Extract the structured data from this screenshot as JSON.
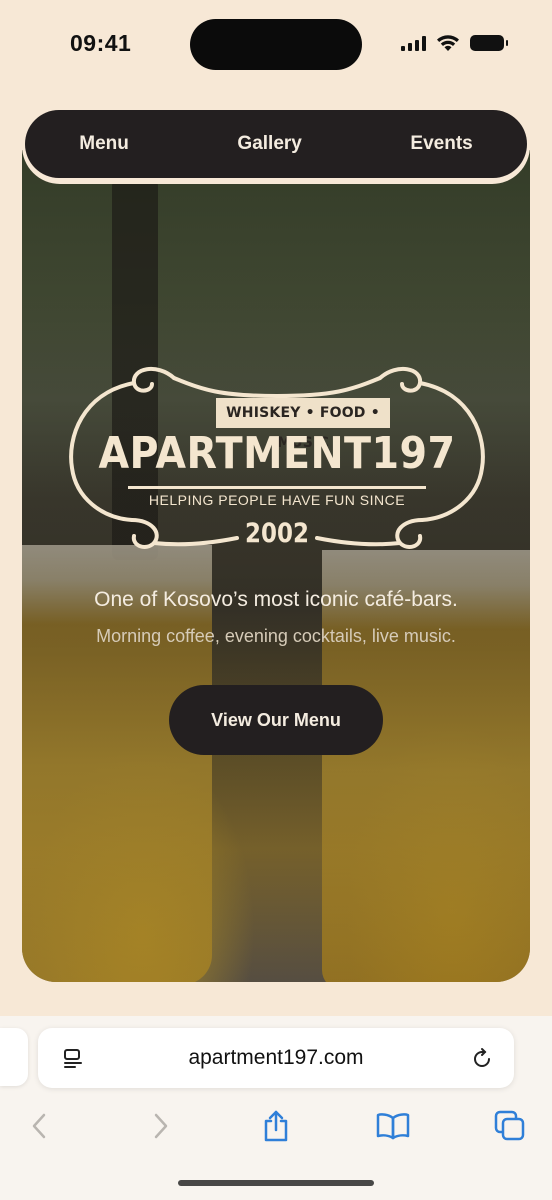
{
  "status_bar": {
    "time": "09:41"
  },
  "nav": {
    "items": [
      {
        "label": "Menu"
      },
      {
        "label": "Gallery"
      },
      {
        "label": "Events"
      }
    ]
  },
  "hero": {
    "logo": {
      "top_banner": "WHISKEY • FOOD • MUSIC",
      "name": "APARTMENT197",
      "tagline": "HELPING PEOPLE HAVE FUN SINCE",
      "year": "2002"
    },
    "headline": "One of Kosovo’s most iconic café-bars.",
    "subline": "Morning coffee, evening cocktails, live music.",
    "cta_label": "View Our Menu"
  },
  "browser": {
    "url": "apartment197.com",
    "icons": [
      "reader-icon",
      "reload-icon",
      "back-icon",
      "forward-icon",
      "share-icon",
      "bookmarks-icon",
      "tabs-icon"
    ]
  },
  "colors": {
    "page_bg": "#f7e8d6",
    "dark": "#231f20",
    "cream": "#f4e6cf",
    "accent_blue": "#2f7fd8"
  }
}
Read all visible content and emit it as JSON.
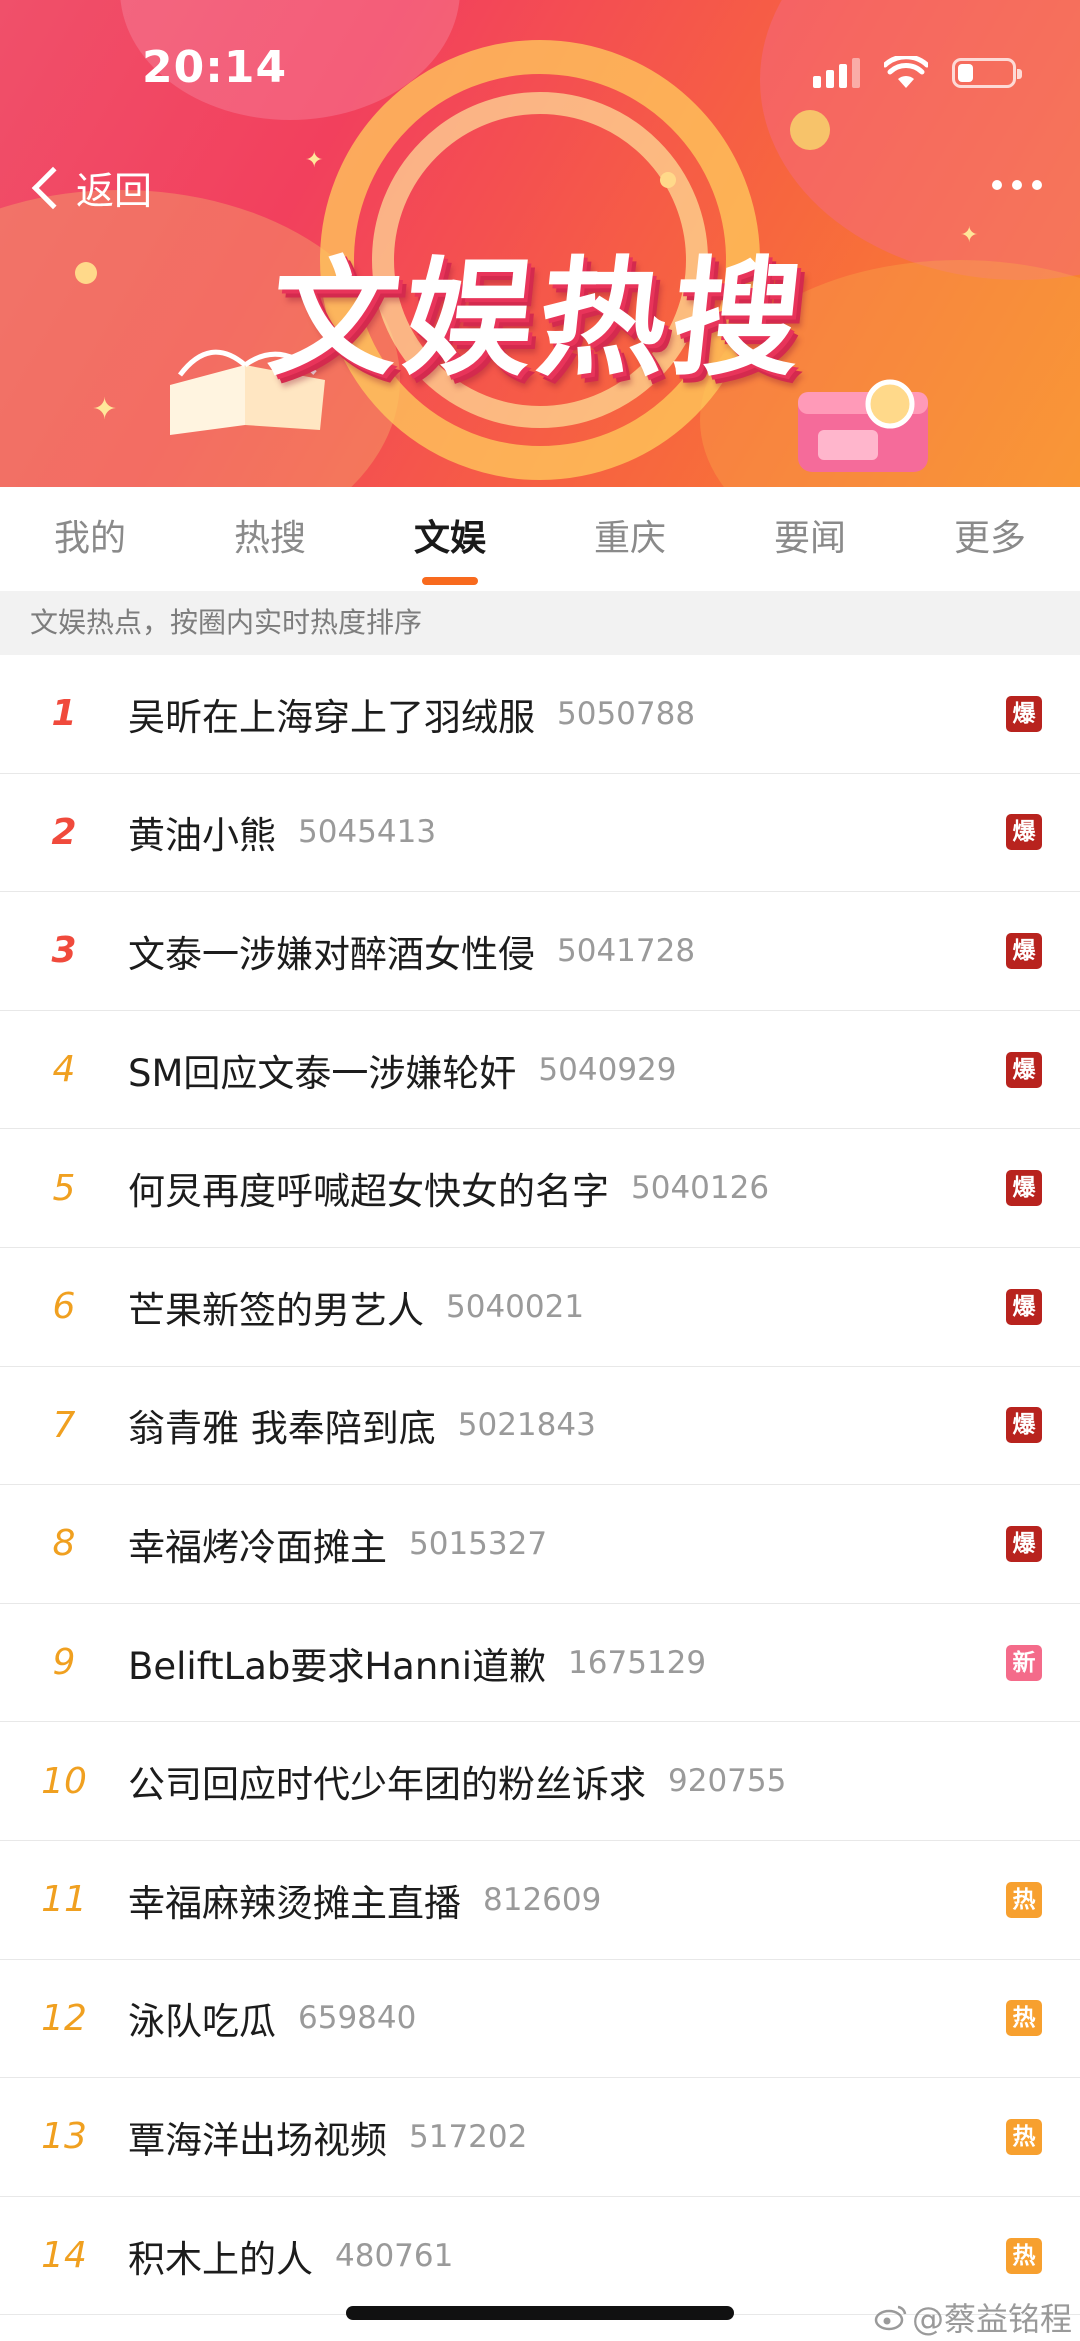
{
  "status_bar": {
    "time": "20:14",
    "battery_level": 0.25
  },
  "header": {
    "back_label": "返回",
    "banner_title": "文娱热搜"
  },
  "tabs": [
    {
      "label": "我的",
      "active": false
    },
    {
      "label": "热搜",
      "active": false
    },
    {
      "label": "文娱",
      "active": true
    },
    {
      "label": "重庆",
      "active": false
    },
    {
      "label": "要闻",
      "active": false
    },
    {
      "label": "更多",
      "active": false
    }
  ],
  "subheader": "文娱热点，按圈内实时热度排序",
  "badge_colors": {
    "爆": "#b8231e",
    "新": "#f46b8a",
    "热": "#f7a02f"
  },
  "items": [
    {
      "rank": "1",
      "title": "吴昕在上海穿上了羽绒服",
      "count": "5050788",
      "badge": "爆"
    },
    {
      "rank": "2",
      "title": "黄油小熊",
      "count": "5045413",
      "badge": "爆"
    },
    {
      "rank": "3",
      "title": "文泰一涉嫌对醉酒女性侵",
      "count": "5041728",
      "badge": "爆"
    },
    {
      "rank": "4",
      "title": "SM回应文泰一涉嫌轮奸",
      "count": "5040929",
      "badge": "爆"
    },
    {
      "rank": "5",
      "title": "何炅再度呼喊超女快女的名字",
      "count": "5040126",
      "badge": "爆"
    },
    {
      "rank": "6",
      "title": "芒果新签的男艺人",
      "count": "5040021",
      "badge": "爆"
    },
    {
      "rank": "7",
      "title": "翁青雅 我奉陪到底",
      "count": "5021843",
      "badge": "爆"
    },
    {
      "rank": "8",
      "title": "幸福烤冷面摊主",
      "count": "5015327",
      "badge": "爆"
    },
    {
      "rank": "9",
      "title": "BeliftLab要求Hanni道歉",
      "count": "1675129",
      "badge": "新"
    },
    {
      "rank": "10",
      "title": "公司回应时代少年团的粉丝诉求",
      "count": "920755",
      "badge": ""
    },
    {
      "rank": "11",
      "title": "幸福麻辣烫摊主直播",
      "count": "812609",
      "badge": "热"
    },
    {
      "rank": "12",
      "title": "泳队吃瓜",
      "count": "659840",
      "badge": "热"
    },
    {
      "rank": "13",
      "title": "覃海洋出场视频",
      "count": "517202",
      "badge": "热"
    },
    {
      "rank": "14",
      "title": "积木上的人",
      "count": "480761",
      "badge": "热"
    }
  ],
  "watermark": "@蔡益铭程"
}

________

> _WRITTEN EXERCISE_
Each record should be quoted exactly, with the images omitted.

> _RESPONSE BELOW_
Extract the structured data from this screenshot as JSON.
{
  "status_bar": {
    "time": "09:41"
  },
  "nav": {
    "items": [
      {
        "label": "Menu"
      },
      {
        "label": "Gallery"
      },
      {
        "label": "Events"
      }
    ]
  },
  "hero": {
    "logo": {
      "top_banner": "WHISKEY • FOOD • MUSIC",
      "name": "APARTMENT197",
      "tagline": "HELPING PEOPLE HAVE FUN SINCE",
      "year": "2002"
    },
    "headline": "One of Kosovo’s most iconic café-bars.",
    "subline": "Morning coffee, evening cocktails, live music.",
    "cta_label": "View Our Menu"
  },
  "browser": {
    "url": "apartment197.com",
    "icons": [
      "reader-icon",
      "reload-icon",
      "back-icon",
      "forward-icon",
      "share-icon",
      "bookmarks-icon",
      "tabs-icon"
    ]
  },
  "colors": {
    "page_bg": "#f7e8d6",
    "dark": "#231f20",
    "cream": "#f4e6cf",
    "accent_blue": "#2f7fd8"
  }
}
Read all visible content and emit it as JSON.
{
  "status_bar": {
    "time": "20:14",
    "battery_level": 0.25
  },
  "header": {
    "back_label": "返回",
    "banner_title": "文娱热搜"
  },
  "tabs": [
    {
      "label": "我的",
      "active": false
    },
    {
      "label": "热搜",
      "active": false
    },
    {
      "label": "文娱",
      "active": true
    },
    {
      "label": "重庆",
      "active": false
    },
    {
      "label": "要闻",
      "active": false
    },
    {
      "label": "更多",
      "active": false
    }
  ],
  "subheader": "文娱热点，按圈内实时热度排序",
  "badge_colors": {
    "爆": "#b8231e",
    "新": "#f46b8a",
    "热": "#f7a02f"
  },
  "items": [
    {
      "rank": "1",
      "title": "吴昕在上海穿上了羽绒服",
      "count": "5050788",
      "badge": "爆"
    },
    {
      "rank": "2",
      "title": "黄油小熊",
      "count": "5045413",
      "badge": "爆"
    },
    {
      "rank": "3",
      "title": "文泰一涉嫌对醉酒女性侵",
      "count": "5041728",
      "badge": "爆"
    },
    {
      "rank": "4",
      "title": "SM回应文泰一涉嫌轮奸",
      "count": "5040929",
      "badge": "爆"
    },
    {
      "rank": "5",
      "title": "何炅再度呼喊超女快女的名字",
      "count": "5040126",
      "badge": "爆"
    },
    {
      "rank": "6",
      "title": "芒果新签的男艺人",
      "count": "5040021",
      "badge": "爆"
    },
    {
      "rank": "7",
      "title": "翁青雅 我奉陪到底",
      "count": "5021843",
      "badge": "爆"
    },
    {
      "rank": "8",
      "title": "幸福烤冷面摊主",
      "count": "5015327",
      "badge": "爆"
    },
    {
      "rank": "9",
      "title": "BeliftLab要求Hanni道歉",
      "count": "1675129",
      "badge": "新"
    },
    {
      "rank": "10",
      "title": "公司回应时代少年团的粉丝诉求",
      "count": "920755",
      "badge": ""
    },
    {
      "rank": "11",
      "title": "幸福麻辣烫摊主直播",
      "count": "812609",
      "badge": "热"
    },
    {
      "rank": "12",
      "title": "泳队吃瓜",
      "count": "659840",
      "badge": "热"
    },
    {
      "rank": "13",
      "title": "覃海洋出场视频",
      "count": "517202",
      "badge": "热"
    },
    {
      "rank": "14",
      "title": "积木上的人",
      "count": "480761",
      "badge": "热"
    }
  ],
  "watermark": "@蔡益铭程"
}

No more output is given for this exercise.